• [What you need to do]
List all lines of the data containing the word "down".

## START Records to use

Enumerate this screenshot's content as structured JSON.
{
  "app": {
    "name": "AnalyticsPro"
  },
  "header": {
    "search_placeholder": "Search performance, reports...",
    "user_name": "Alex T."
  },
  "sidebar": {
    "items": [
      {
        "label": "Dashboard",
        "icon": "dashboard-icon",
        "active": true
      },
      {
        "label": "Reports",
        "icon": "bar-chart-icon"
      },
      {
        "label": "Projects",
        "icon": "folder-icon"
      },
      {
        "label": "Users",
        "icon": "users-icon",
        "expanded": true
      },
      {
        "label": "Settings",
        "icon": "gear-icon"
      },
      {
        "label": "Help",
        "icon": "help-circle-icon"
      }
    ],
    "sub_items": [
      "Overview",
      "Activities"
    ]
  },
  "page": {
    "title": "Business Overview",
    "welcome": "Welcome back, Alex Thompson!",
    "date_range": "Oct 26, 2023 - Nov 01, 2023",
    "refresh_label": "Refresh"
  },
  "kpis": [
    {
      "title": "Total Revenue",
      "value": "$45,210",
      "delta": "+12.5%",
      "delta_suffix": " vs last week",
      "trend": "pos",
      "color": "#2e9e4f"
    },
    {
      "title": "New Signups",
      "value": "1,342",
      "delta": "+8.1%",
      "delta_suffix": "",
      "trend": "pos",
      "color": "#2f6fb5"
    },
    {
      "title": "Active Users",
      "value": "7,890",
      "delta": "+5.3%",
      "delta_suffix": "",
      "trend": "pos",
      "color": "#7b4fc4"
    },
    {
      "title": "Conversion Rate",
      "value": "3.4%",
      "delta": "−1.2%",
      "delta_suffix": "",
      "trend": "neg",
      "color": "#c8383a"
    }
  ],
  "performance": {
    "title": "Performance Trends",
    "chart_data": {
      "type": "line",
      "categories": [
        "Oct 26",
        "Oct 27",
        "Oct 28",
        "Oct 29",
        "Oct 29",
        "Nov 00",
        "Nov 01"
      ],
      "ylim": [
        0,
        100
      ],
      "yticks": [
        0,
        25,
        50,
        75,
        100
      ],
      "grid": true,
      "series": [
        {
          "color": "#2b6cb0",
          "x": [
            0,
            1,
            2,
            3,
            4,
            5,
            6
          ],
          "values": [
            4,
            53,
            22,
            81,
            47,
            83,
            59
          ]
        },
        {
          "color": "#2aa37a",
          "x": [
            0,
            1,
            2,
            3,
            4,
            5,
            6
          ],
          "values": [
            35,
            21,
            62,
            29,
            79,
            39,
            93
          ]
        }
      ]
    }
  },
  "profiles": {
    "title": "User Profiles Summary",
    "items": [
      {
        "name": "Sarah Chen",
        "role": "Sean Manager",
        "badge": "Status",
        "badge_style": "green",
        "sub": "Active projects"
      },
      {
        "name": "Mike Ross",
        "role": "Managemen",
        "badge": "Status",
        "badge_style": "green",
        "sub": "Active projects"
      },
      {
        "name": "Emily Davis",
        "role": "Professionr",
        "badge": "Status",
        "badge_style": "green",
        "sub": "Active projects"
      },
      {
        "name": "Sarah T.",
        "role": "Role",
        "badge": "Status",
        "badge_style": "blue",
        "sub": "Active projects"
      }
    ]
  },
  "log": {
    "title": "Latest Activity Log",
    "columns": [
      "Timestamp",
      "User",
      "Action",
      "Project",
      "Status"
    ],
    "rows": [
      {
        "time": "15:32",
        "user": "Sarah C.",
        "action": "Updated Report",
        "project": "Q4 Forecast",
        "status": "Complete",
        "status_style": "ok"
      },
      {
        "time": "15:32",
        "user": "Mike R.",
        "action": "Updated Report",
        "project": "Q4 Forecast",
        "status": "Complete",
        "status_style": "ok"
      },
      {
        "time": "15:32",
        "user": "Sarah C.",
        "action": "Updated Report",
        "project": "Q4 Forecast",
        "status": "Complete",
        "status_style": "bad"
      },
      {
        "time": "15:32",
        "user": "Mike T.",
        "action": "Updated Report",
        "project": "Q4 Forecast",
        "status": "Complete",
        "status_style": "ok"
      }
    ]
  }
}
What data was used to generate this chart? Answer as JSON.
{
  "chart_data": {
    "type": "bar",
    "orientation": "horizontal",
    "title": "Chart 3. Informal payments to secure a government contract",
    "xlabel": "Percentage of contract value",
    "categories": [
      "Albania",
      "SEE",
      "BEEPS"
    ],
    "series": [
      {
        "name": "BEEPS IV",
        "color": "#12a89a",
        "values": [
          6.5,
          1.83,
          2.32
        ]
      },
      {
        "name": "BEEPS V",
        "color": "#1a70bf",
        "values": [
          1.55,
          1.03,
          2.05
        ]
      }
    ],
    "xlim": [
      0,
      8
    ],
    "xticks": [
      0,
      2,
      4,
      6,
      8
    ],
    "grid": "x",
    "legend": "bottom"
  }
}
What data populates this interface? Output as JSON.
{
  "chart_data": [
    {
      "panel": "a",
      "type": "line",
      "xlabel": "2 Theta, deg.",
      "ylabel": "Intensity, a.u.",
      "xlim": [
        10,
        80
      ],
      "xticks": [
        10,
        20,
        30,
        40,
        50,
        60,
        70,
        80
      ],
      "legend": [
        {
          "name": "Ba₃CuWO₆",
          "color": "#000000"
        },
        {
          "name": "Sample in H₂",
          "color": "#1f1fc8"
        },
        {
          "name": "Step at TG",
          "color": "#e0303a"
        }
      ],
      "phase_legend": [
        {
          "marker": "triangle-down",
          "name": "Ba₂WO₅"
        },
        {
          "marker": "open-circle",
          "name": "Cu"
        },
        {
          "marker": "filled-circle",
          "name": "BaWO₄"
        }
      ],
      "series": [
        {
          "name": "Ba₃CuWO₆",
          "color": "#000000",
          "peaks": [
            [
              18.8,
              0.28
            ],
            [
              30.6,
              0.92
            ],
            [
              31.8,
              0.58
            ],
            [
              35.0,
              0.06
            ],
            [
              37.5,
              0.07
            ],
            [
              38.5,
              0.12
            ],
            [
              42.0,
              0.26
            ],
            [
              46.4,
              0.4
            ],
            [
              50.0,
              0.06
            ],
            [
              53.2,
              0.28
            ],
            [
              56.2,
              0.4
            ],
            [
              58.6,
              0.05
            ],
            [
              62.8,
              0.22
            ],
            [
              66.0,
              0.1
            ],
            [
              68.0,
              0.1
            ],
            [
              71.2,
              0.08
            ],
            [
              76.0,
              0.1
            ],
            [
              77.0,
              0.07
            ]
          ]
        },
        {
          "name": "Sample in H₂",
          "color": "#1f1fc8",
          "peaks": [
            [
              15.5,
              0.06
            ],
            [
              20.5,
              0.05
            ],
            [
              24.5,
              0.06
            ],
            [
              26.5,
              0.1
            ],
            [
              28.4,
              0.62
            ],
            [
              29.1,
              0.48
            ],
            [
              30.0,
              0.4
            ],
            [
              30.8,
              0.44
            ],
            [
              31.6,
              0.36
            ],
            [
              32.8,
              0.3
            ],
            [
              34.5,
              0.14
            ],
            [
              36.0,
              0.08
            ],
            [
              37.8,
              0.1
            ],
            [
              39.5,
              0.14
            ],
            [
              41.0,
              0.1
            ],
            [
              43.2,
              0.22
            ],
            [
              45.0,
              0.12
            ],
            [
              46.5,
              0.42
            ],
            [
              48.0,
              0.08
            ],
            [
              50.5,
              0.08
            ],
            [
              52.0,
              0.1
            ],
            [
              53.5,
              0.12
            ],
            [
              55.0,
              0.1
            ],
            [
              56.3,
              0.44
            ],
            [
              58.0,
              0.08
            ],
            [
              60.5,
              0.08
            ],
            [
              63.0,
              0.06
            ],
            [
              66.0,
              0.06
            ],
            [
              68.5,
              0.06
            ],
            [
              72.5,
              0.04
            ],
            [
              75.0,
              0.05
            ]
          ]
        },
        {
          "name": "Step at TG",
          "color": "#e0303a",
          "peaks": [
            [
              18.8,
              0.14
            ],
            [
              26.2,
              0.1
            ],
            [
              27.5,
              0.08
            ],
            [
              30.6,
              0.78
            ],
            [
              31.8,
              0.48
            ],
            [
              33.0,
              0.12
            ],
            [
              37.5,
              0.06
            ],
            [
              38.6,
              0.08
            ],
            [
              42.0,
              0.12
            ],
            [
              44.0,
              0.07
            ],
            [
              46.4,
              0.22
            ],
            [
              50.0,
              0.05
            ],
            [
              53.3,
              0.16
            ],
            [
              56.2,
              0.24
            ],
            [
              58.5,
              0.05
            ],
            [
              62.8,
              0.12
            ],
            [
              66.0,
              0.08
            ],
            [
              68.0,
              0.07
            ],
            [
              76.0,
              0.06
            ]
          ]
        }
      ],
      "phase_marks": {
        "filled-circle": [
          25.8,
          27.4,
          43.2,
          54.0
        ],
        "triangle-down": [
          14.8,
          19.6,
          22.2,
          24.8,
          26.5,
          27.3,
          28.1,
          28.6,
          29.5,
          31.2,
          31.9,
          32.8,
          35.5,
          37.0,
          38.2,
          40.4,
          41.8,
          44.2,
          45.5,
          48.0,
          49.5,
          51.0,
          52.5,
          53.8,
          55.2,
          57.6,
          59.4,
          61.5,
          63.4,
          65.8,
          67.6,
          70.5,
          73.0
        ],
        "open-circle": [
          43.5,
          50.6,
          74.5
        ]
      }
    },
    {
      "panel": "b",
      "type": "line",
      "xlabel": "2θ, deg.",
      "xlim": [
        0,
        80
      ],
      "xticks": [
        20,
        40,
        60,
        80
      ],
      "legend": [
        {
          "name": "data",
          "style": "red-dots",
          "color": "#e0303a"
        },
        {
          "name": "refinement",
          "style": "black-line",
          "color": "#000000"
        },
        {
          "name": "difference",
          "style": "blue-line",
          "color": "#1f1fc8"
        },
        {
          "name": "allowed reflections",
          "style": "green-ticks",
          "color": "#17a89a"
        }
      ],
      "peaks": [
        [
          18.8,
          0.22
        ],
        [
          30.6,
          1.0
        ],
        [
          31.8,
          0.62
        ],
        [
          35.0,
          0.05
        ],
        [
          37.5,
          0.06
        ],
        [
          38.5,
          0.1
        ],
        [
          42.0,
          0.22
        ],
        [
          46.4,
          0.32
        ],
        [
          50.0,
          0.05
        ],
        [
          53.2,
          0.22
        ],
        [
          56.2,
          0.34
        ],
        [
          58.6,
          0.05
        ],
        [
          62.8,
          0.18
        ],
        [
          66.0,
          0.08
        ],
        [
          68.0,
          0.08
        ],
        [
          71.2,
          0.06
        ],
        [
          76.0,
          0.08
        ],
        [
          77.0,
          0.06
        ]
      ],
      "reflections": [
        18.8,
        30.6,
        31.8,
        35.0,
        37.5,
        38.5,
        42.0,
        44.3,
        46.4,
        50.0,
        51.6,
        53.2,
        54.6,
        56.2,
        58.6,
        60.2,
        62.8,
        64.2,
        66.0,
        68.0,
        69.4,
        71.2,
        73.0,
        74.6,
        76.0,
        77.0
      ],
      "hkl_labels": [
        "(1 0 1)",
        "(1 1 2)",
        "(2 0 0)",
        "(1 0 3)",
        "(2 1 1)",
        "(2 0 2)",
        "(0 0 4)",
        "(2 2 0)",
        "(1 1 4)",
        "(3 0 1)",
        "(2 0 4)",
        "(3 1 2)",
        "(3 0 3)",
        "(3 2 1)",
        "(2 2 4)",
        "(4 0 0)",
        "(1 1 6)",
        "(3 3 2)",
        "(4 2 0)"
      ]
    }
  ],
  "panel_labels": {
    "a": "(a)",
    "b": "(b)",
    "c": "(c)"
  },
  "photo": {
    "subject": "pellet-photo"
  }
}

## END Records to use

• [Complete output]
          "marker": "triangle-down",
        "triangle-down": [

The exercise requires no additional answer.